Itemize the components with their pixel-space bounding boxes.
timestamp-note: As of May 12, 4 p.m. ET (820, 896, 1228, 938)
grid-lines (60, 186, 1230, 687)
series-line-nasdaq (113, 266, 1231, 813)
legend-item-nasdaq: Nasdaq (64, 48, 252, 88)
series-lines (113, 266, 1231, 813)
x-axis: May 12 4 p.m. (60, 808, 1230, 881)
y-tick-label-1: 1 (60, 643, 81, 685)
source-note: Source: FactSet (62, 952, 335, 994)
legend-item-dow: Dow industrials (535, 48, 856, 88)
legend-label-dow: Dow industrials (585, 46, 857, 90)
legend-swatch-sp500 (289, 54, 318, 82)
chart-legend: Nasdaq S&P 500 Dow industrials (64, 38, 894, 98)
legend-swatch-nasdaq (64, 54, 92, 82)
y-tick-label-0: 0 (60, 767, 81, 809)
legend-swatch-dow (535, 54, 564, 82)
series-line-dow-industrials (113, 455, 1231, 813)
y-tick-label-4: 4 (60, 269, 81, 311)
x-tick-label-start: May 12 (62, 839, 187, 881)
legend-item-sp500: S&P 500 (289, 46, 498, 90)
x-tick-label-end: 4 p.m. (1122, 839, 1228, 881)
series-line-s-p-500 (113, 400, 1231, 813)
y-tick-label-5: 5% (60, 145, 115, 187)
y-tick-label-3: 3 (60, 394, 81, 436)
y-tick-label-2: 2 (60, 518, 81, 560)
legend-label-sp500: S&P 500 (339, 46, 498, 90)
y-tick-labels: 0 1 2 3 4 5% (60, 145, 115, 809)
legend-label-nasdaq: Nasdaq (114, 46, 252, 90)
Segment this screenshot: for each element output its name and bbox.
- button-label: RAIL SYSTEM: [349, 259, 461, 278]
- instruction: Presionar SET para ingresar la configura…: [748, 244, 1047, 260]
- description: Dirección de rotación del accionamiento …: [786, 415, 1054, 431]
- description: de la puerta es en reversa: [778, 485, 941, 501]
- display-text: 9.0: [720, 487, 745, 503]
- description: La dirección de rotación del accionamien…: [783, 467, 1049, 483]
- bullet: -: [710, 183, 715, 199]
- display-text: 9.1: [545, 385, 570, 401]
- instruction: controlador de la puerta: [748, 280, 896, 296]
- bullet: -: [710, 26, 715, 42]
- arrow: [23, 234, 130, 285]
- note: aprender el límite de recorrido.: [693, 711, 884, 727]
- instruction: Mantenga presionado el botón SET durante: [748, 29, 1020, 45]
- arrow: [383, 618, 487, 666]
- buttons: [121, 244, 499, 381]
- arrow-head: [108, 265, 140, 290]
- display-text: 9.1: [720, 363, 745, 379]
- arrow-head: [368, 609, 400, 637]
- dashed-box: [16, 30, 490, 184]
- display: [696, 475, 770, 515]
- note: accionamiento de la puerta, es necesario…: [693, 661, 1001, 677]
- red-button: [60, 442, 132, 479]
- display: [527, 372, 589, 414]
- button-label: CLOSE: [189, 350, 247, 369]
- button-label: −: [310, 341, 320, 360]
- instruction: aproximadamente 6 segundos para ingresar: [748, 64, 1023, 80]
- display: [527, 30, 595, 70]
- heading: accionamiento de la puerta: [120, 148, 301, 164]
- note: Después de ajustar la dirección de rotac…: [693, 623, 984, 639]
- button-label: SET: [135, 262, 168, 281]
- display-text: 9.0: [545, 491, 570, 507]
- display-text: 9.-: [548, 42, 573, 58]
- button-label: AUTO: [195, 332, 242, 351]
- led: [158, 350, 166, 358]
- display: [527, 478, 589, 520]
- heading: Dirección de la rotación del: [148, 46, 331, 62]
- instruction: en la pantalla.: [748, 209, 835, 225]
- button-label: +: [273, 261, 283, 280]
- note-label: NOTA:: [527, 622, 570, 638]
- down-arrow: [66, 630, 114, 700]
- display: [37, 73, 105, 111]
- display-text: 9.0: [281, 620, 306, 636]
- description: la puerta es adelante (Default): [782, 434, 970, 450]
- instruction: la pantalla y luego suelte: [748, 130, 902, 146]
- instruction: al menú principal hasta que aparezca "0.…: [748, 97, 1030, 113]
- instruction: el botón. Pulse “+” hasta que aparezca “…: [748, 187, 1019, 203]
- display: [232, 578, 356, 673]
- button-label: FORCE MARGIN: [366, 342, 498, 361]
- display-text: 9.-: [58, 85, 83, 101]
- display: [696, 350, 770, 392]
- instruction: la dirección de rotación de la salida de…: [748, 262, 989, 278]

------------------------

● **STATED EXERCISE**
Copy every line of the records above, unchanged and in their original order.

● **EXERCISE OUTPUT**
Itemize the components with their pixel-space bounding boxes.
timestamp-note: As of May 12, 4 p.m. ET (820, 896, 1228, 938)
grid-lines (60, 186, 1230, 687)
series-line-nasdaq (113, 266, 1231, 813)
legend-item-nasdaq: Nasdaq (64, 48, 252, 88)
series-lines (113, 266, 1231, 813)
x-axis: May 12 4 p.m. (60, 808, 1230, 881)
y-tick-label-1: 1 (60, 643, 81, 685)
source-note: Source: FactSet (62, 952, 335, 994)
legend-item-dow: Dow industrials (535, 48, 856, 88)
legend-label-dow: Dow industrials (585, 46, 857, 90)
legend-swatch-sp500 (289, 54, 318, 82)
chart-legend: Nasdaq S&P 500 Dow industrials (64, 38, 894, 98)
legend-swatch-nasdaq (64, 54, 92, 82)
y-tick-label-0: 0 (60, 767, 81, 809)
legend-swatch-dow (535, 54, 564, 82)
series-line-dow-industrials (113, 455, 1231, 813)
y-tick-label-4: 4 (60, 269, 81, 311)
x-tick-label-start: May 12 (62, 839, 187, 881)
legend-item-sp500: S&P 500 (289, 46, 498, 90)
x-tick-label-end: 4 p.m. (1122, 839, 1228, 881)
series-line-s-p-500 (113, 400, 1231, 813)
y-tick-label-5: 5% (60, 145, 115, 187)
y-tick-label-3: 3 (60, 394, 81, 436)
y-tick-label-2: 2 (60, 518, 81, 560)
legend-label-sp500: S&P 500 (339, 46, 498, 90)
y-tick-labels: 0 1 2 3 4 5% (60, 145, 115, 809)
legend-label-nasdaq: Nasdaq (114, 46, 252, 90)
Segment this screenshot: for each element output its name and bbox.
- button-label: RAIL SYSTEM: [349, 259, 461, 278]
- instruction: Presionar SET para ingresar la configura…: [748, 244, 1047, 260]
- description: Dirección de rotación del accionamiento …: [786, 415, 1054, 431]
- description: de la puerta es en reversa: [778, 485, 941, 501]
- display-text: 9.0: [720, 487, 745, 503]
- description: La dirección de rotación del accionamien…: [783, 467, 1049, 483]
- bullet: -: [710, 183, 715, 199]
- display-text: 9.1: [545, 385, 570, 401]
- instruction: controlador de la puerta: [748, 280, 896, 296]
- bullet: -: [710, 26, 715, 42]
- arrow: [23, 234, 130, 285]
- note: aprender el límite de recorrido.: [693, 711, 884, 727]
- instruction: Mantenga presionado el botón SET durante: [748, 29, 1020, 45]
- arrow: [383, 618, 487, 666]
- buttons: [121, 244, 499, 381]
- arrow-head: [108, 265, 140, 290]
- display-text: 9.1: [720, 363, 745, 379]
- arrow-head: [368, 609, 400, 637]
- dashed-box: [16, 30, 490, 184]
- display: [696, 475, 770, 515]
- note: accionamiento de la puerta, es necesario…: [693, 661, 1001, 677]
- red-button: [60, 442, 132, 479]
- display: [527, 372, 589, 414]
- button-label: CLOSE: [189, 350, 247, 369]
- button-label: −: [310, 341, 320, 360]
- instruction: aproximadamente 6 segundos para ingresar: [748, 64, 1023, 80]
- display: [527, 30, 595, 70]
- heading: accionamiento de la puerta: [120, 148, 301, 164]
- note: Después de ajustar la dirección de rotac…: [693, 623, 984, 639]
- button-label: SET: [135, 262, 168, 281]
- display-text: 9.0: [545, 491, 570, 507]
- display-text: 9.-: [548, 42, 573, 58]
- button-label: AUTO: [195, 332, 242, 351]
- led: [158, 350, 166, 358]
- display: [527, 478, 589, 520]
- heading: Dirección de la rotación del: [148, 46, 331, 62]
- instruction: en la pantalla.: [748, 209, 835, 225]
- button-label: +: [273, 261, 283, 280]
- note-label: NOTA:: [527, 622, 570, 638]
- down-arrow: [66, 630, 114, 700]
- display: [37, 73, 105, 111]
- display-text: 9.0: [281, 620, 306, 636]
- description: la puerta es adelante (Default): [782, 434, 970, 450]
- instruction: la pantalla y luego suelte: [748, 130, 902, 146]
- instruction: al menú principal hasta que aparezca "0.…: [748, 97, 1030, 113]
- instruction: el botón. Pulse “+” hasta que aparezca “…: [748, 187, 1019, 203]
- display: [232, 578, 356, 673]
- button-label: FORCE MARGIN: [366, 342, 498, 361]
- display-text: 9.-: [58, 85, 83, 101]
- display: [696, 350, 770, 392]
- instruction: la dirección de rotación de la salida de…: [748, 262, 989, 278]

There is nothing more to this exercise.